* _Short task_: Each line that includes "власти" counts once; give the total and nothing besides.

Saved entries:
..........

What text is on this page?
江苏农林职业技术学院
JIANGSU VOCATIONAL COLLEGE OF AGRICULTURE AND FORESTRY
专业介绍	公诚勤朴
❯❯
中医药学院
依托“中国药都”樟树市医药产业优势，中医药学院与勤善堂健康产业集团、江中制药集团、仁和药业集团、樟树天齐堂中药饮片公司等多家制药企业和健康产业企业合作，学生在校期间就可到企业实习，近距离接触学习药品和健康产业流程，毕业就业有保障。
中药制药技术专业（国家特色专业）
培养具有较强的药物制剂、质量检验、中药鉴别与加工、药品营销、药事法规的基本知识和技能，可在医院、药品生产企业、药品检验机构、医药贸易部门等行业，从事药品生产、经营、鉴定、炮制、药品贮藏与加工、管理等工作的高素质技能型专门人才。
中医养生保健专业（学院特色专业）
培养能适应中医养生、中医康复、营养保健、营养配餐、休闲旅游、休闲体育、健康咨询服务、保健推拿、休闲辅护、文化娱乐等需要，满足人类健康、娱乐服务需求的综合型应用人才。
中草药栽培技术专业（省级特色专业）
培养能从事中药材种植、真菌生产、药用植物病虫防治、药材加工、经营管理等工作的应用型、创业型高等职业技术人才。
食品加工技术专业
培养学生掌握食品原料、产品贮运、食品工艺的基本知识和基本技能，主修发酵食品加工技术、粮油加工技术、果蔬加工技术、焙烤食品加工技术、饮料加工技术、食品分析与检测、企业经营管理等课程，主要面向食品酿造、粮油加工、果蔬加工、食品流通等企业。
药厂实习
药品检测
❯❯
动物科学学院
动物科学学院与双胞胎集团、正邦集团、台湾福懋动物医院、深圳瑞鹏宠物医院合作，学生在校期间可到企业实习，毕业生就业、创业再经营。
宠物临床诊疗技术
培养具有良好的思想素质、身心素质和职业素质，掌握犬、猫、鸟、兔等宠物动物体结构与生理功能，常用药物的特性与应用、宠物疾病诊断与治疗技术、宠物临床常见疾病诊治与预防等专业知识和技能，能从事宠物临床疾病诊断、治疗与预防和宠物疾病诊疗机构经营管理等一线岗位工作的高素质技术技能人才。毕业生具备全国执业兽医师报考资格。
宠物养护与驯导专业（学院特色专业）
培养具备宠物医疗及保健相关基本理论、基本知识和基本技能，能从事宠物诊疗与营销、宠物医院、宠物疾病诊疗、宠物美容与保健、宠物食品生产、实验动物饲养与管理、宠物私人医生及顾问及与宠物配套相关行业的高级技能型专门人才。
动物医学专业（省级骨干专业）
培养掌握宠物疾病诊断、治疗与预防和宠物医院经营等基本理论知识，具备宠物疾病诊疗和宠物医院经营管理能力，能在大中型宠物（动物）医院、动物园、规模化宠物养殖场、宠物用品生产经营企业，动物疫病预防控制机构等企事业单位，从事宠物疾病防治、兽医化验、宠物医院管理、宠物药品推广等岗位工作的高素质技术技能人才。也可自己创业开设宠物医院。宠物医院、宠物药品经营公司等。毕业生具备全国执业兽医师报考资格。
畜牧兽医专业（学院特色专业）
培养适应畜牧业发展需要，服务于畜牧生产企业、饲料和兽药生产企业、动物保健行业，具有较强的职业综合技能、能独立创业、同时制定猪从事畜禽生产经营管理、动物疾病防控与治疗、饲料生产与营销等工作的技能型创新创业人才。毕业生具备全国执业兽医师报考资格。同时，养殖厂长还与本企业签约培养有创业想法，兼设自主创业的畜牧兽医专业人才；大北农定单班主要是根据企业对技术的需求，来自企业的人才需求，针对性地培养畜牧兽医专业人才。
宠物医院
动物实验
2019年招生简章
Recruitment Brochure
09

..........

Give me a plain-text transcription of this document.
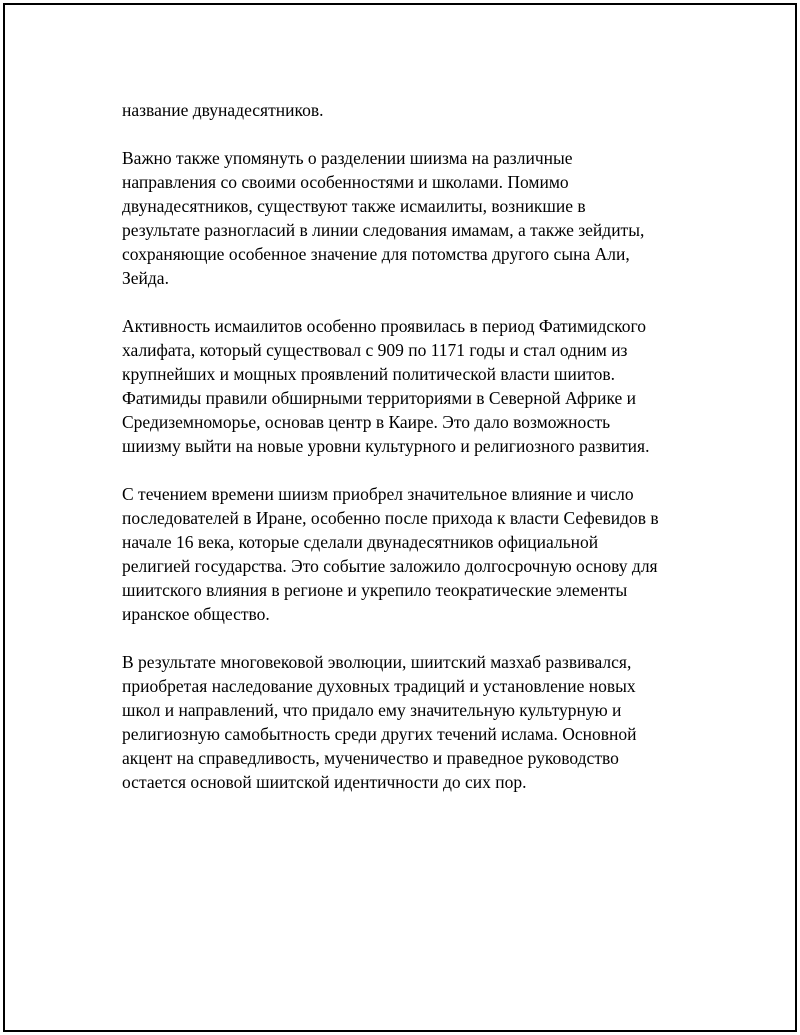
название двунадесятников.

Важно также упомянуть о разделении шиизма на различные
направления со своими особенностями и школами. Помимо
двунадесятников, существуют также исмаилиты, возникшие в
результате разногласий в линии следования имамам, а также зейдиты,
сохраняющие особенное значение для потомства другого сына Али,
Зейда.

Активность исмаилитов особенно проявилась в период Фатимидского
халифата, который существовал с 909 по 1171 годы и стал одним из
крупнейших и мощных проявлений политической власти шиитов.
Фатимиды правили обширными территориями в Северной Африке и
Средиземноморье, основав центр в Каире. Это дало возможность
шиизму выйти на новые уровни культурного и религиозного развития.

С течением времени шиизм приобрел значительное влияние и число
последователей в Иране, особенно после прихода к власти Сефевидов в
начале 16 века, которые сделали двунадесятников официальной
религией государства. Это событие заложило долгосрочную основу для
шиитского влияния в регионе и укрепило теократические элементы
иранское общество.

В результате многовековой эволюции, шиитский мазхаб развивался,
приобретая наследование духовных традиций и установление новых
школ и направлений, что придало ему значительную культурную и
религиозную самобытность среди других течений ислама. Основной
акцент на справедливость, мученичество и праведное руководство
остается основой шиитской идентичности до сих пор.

..........

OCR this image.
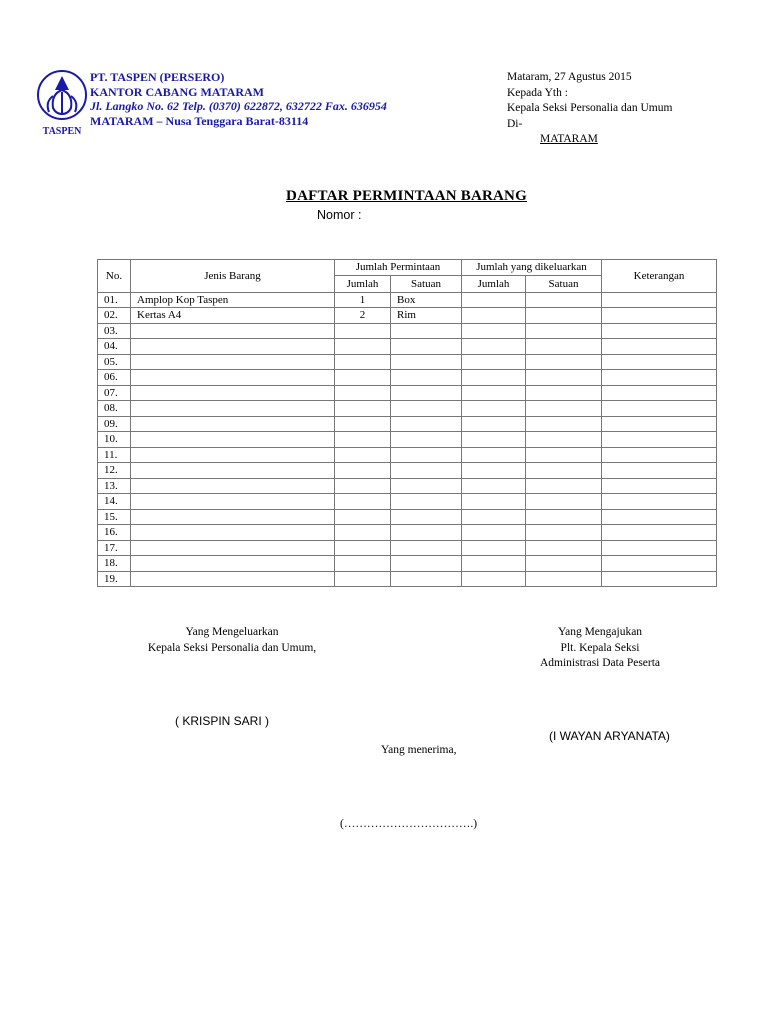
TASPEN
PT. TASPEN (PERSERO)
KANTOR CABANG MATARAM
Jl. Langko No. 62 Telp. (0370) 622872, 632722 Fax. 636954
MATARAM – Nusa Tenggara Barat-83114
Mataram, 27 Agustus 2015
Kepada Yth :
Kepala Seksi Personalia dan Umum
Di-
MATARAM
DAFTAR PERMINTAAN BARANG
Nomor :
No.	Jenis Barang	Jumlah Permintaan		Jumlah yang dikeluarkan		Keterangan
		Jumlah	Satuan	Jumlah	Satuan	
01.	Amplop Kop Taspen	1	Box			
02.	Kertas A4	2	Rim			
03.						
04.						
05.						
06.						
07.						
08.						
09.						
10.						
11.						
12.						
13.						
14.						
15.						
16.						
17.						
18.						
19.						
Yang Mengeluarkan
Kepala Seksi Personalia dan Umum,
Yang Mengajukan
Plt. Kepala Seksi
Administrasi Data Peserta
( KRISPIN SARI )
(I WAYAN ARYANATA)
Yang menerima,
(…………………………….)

..........

* _Task output_: 2